__Problem to solve__: Print the data exactly, leaving nothing out.

__Given records__:

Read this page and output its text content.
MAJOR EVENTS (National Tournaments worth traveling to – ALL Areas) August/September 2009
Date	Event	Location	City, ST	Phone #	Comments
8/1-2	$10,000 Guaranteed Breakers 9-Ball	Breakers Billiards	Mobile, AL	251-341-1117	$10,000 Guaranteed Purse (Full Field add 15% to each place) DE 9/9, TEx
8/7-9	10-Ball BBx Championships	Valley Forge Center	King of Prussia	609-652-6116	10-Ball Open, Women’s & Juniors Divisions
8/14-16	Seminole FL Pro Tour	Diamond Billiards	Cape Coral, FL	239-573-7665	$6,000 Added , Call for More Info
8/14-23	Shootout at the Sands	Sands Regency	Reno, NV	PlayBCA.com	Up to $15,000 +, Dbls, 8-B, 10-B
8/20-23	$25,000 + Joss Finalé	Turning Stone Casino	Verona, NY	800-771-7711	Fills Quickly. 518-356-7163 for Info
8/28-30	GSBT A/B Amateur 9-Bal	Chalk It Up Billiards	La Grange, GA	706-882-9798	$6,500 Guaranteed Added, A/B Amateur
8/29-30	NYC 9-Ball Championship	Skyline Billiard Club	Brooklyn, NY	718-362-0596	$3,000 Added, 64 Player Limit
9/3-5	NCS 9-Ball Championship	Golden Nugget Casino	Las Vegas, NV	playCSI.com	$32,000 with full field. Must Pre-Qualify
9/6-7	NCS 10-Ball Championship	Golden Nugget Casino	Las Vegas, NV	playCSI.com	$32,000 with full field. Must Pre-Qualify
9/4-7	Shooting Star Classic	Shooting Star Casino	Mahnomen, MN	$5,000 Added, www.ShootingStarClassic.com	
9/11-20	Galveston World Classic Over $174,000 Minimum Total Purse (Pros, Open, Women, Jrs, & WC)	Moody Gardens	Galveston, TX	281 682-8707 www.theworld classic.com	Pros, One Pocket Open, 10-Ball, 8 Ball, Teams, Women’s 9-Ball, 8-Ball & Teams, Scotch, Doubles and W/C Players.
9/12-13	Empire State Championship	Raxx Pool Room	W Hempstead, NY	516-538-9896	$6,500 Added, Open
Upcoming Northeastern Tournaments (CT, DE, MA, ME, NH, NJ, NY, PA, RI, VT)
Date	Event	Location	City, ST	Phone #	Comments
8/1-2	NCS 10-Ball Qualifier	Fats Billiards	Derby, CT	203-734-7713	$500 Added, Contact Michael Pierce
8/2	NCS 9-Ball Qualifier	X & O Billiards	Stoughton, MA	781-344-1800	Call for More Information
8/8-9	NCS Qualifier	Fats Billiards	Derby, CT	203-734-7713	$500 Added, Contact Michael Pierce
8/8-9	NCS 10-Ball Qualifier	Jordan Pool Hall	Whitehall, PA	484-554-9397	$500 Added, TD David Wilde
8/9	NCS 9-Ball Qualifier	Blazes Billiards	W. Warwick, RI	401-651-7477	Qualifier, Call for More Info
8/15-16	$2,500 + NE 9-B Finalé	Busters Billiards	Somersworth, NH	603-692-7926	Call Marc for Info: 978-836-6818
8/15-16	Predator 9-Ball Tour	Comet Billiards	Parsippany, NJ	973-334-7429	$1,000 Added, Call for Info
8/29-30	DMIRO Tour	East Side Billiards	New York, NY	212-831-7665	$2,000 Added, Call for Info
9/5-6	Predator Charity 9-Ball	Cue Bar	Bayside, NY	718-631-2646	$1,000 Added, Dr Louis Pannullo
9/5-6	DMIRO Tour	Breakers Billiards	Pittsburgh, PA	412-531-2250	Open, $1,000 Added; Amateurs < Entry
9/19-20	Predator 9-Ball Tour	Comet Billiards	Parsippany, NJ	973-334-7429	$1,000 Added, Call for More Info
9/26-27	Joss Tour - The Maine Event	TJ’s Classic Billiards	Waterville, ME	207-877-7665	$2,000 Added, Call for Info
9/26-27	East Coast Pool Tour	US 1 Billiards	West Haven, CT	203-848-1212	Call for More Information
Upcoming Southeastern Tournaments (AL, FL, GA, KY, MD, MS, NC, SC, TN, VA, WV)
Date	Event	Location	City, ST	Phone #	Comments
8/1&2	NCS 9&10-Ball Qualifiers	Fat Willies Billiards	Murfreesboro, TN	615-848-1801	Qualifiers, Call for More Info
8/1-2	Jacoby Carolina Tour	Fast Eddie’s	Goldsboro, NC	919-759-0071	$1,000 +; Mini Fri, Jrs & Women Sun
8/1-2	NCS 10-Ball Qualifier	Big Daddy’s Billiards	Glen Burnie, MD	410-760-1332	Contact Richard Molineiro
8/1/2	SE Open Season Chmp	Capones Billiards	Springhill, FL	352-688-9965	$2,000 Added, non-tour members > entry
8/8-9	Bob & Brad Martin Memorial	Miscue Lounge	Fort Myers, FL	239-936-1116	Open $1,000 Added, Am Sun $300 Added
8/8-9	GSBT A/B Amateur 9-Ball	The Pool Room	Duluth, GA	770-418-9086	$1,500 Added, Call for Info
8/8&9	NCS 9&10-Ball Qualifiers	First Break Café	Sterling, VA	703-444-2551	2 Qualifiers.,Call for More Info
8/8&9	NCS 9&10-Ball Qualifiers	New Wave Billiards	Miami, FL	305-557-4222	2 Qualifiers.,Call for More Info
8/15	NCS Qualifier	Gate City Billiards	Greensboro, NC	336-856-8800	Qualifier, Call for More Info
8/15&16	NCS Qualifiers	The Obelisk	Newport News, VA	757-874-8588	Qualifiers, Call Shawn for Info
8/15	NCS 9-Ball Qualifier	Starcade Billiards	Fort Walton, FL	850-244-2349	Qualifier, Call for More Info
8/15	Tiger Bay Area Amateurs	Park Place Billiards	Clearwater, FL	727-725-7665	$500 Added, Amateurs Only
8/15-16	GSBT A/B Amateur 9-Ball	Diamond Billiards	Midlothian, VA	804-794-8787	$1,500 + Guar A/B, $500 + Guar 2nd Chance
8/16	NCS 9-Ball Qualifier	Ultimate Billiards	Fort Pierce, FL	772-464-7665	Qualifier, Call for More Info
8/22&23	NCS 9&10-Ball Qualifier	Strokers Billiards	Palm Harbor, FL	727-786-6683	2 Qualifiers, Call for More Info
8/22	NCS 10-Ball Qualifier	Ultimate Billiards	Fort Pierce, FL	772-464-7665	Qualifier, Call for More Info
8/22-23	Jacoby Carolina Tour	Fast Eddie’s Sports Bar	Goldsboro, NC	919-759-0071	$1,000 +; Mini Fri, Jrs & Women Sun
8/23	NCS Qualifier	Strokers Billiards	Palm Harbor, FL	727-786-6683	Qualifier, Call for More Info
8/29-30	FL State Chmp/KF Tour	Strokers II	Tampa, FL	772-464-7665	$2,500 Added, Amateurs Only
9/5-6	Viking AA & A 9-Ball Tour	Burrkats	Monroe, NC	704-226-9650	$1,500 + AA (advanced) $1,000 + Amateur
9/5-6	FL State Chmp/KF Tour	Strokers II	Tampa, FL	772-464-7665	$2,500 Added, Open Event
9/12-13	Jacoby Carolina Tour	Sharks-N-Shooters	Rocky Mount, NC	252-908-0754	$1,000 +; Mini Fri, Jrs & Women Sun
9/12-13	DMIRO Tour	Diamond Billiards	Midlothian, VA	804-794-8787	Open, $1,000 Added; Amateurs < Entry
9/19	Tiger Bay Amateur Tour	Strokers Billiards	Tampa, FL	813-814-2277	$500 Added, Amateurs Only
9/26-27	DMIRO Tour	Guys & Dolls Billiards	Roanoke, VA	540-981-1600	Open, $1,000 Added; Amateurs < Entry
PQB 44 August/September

__Solved problem__:
Read this page and output its text content.
MAJOR EVENTS (National Tournaments worth traveling to – ALL Areas) August/September 2009
Date	Event	Location	City, ST	Phone #	Comments
8/1-2	$10,000 Guaranteed Breakers 9-Ball	Breakers Billiards	Mobile, AL	251-341-1117	$10,000 Guaranteed Purse (Full Field add 15% to each place) DE 9/9, TEx
8/7-9	10-Ball BBx Championships	Valley Forge Center	King of Prussia	609-652-6116	10-Ball Open, Women’s & Juniors Divisions
8/14-16	Seminole FL Pro Tour	Diamond Billiards	Cape Coral, FL	239-573-7665	$6,000 Added , Call for More Info
8/14-23	Shootout at the Sands	Sands Regency	Reno, NV	PlayBCA.com	Up to $15,000 +, Dbls, 8-B, 10-B
8/20-23	$25,000 + Joss Finalé	Turning Stone Casino	Verona, NY	800-771-7711	Fills Quickly. 518-356-7163 for Info
8/28-30	GSBT A/B Amateur 9-Bal	Chalk It Up Billiards	La Grange, GA	706-882-9798	$6,500 Guaranteed Added, A/B Amateur
8/29-30	NYC 9-Ball Championship	Skyline Billiard Club	Brooklyn, NY	718-362-0596	$3,000 Added, 64 Player Limit
9/3-5	NCS 9-Ball Championship	Golden Nugget Casino	Las Vegas, NV	playCSI.com	$32,000 with full field. Must Pre-Qualify
9/6-7	NCS 10-Ball Championship	Golden Nugget Casino	Las Vegas, NV	playCSI.com	$32,000 with full field. Must Pre-Qualify
9/4-7	Shooting Star Classic	Shooting Star Casino	Mahnomen, MN	$5,000 Added, www.ShootingStarClassic.com	
9/11-20	Galveston World Classic Over $174,000 Minimum Total Purse (Pros, Open, Women, Jrs, & WC)	Moody Gardens	Galveston, TX	281 682-8707 www.theworld classic.com	Pros, One Pocket Open, 10-Ball, 8 Ball, Teams, Women’s 9-Ball, 8-Ball & Teams, Scotch, Doubles and W/C Players.
9/12-13	Empire State Championship	Raxx Pool Room	W Hempstead, NY	516-538-9896	$6,500 Added, Open
Upcoming Northeastern Tournaments (CT, DE, MA, ME, NH, NJ, NY, PA, RI, VT)
Date	Event	Location	City, ST	Phone #	Comments
8/1-2	NCS 10-Ball Qualifier	Fats Billiards	Derby, CT	203-734-7713	$500 Added, Contact Michael Pierce
8/2	NCS 9-Ball Qualifier	X & O Billiards	Stoughton, MA	781-344-1800	Call for More Information
8/8-9	NCS Qualifier	Fats Billiards	Derby, CT	203-734-7713	$500 Added, Contact Michael Pierce
8/8-9	NCS 10-Ball Qualifier	Jordan Pool Hall	Whitehall, PA	484-554-9397	$500 Added, TD David Wilde
8/9	NCS 9-Ball Qualifier	Blazes Billiards	W. Warwick, RI	401-651-7477	Qualifier, Call for More Info
8/15-16	$2,500 + NE 9-B Finalé	Busters Billiards	Somersworth, NH	603-692-7926	Call Marc for Info: 978-836-6818
8/15-16	Predator 9-Ball Tour	Comet Billiards	Parsippany, NJ	973-334-7429	$1,000 Added, Call for Info
8/29-30	DMIRO Tour	East Side Billiards	New York, NY	212-831-7665	$2,000 Added, Call for Info
9/5-6	Predator Charity 9-Ball	Cue Bar	Bayside, NY	718-631-2646	$1,000 Added, Dr Louis Pannullo
9/5-6	DMIRO Tour	Breakers Billiards	Pittsburgh, PA	412-531-2250	Open, $1,000 Added; Amateurs < Entry
9/19-20	Predator 9-Ball Tour	Comet Billiards	Parsippany, NJ	973-334-7429	$1,000 Added, Call for More Info
9/26-27	Joss Tour - The Maine Event	TJ’s Classic Billiards	Waterville, ME	207-877-7665	$2,000 Added, Call for Info
9/26-27	East Coast Pool Tour	US 1 Billiards	West Haven, CT	203-848-1212	Call for More Information
Upcoming Southeastern Tournaments (AL, FL, GA, KY, MD, MS, NC, SC, TN, VA, WV)
Date	Event	Location	City, ST	Phone #	Comments
8/1&2	NCS 9&10-Ball Qualifiers	Fat Willies Billiards	Murfreesboro, TN	615-848-1801	Qualifiers, Call for More Info
8/1-2	Jacoby Carolina Tour	Fast Eddie’s	Goldsboro, NC	919-759-0071	$1,000 +; Mini Fri, Jrs & Women Sun
8/1-2	NCS 10-Ball Qualifier	Big Daddy’s Billiards	Glen Burnie, MD	410-760-1332	Contact Richard Molineiro
8/1/2	SE Open Season Chmp	Capones Billiards	Springhill, FL	352-688-9965	$2,000 Added, non-tour members > entry
8/8-9	Bob & Brad Martin Memorial	Miscue Lounge	Fort Myers, FL	239-936-1116	Open $1,000 Added, Am Sun $300 Added
8/8-9	GSBT A/B Amateur 9-Ball	The Pool Room	Duluth, GA	770-418-9086	$1,500 Added, Call for Info
8/8&9	NCS 9&10-Ball Qualifiers	First Break Café	Sterling, VA	703-444-2551	2 Qualifiers.,Call for More Info
8/8&9	NCS 9&10-Ball Qualifiers	New Wave Billiards	Miami, FL	305-557-4222	2 Qualifiers.,Call for More Info
8/15	NCS Qualifier	Gate City Billiards	Greensboro, NC	336-856-8800	Qualifier, Call for More Info
8/15&16	NCS Qualifiers	The Obelisk	Newport News, VA	757-874-8588	Qualifiers, Call Shawn for Info
8/15	NCS 9-Ball Qualifier	Starcade Billiards	Fort Walton, FL	850-244-2349	Qualifier, Call for More Info
8/15	Tiger Bay Area Amateurs	Park Place Billiards	Clearwater, FL	727-725-7665	$500 Added, Amateurs Only
8/15-16	GSBT A/B Amateur 9-Ball	Diamond Billiards	Midlothian, VA	804-794-8787	$1,500 + Guar A/B, $500 + Guar 2nd Chance
8/16	NCS 9-Ball Qualifier	Ultimate Billiards	Fort Pierce, FL	772-464-7665	Qualifier, Call for More Info
8/22&23	NCS 9&10-Ball Qualifier	Strokers Billiards	Palm Harbor, FL	727-786-6683	2 Qualifiers, Call for More Info
8/22	NCS 10-Ball Qualifier	Ultimate Billiards	Fort Pierce, FL	772-464-7665	Qualifier, Call for More Info
8/22-23	Jacoby Carolina Tour	Fast Eddie’s Sports Bar	Goldsboro, NC	919-759-0071	$1,000 +; Mini Fri, Jrs & Women Sun
8/23	NCS Qualifier	Strokers Billiards	Palm Harbor, FL	727-786-6683	Qualifier, Call for More Info
8/29-30	FL State Chmp/KF Tour	Strokers II	Tampa, FL	772-464-7665	$2,500 Added, Amateurs Only
9/5-6	Viking AA & A 9-Ball Tour	Burrkats	Monroe, NC	704-226-9650	$1,500 + AA (advanced) $1,000 + Amateur
9/5-6	FL State Chmp/KF Tour	Strokers II	Tampa, FL	772-464-7665	$2,500 Added, Open Event
9/12-13	Jacoby Carolina Tour	Sharks-N-Shooters	Rocky Mount, NC	252-908-0754	$1,000 +; Mini Fri, Jrs & Women Sun
9/12-13	DMIRO Tour	Diamond Billiards	Midlothian, VA	804-794-8787	Open, $1,000 Added; Amateurs < Entry
9/19	Tiger Bay Amateur Tour	Strokers Billiards	Tampa, FL	813-814-2277	$500 Added, Amateurs Only
9/26-27	DMIRO Tour	Guys & Dolls Billiards	Roanoke, VA	540-981-1600	Open, $1,000 Added; Amateurs < Entry
PQB 44 August/September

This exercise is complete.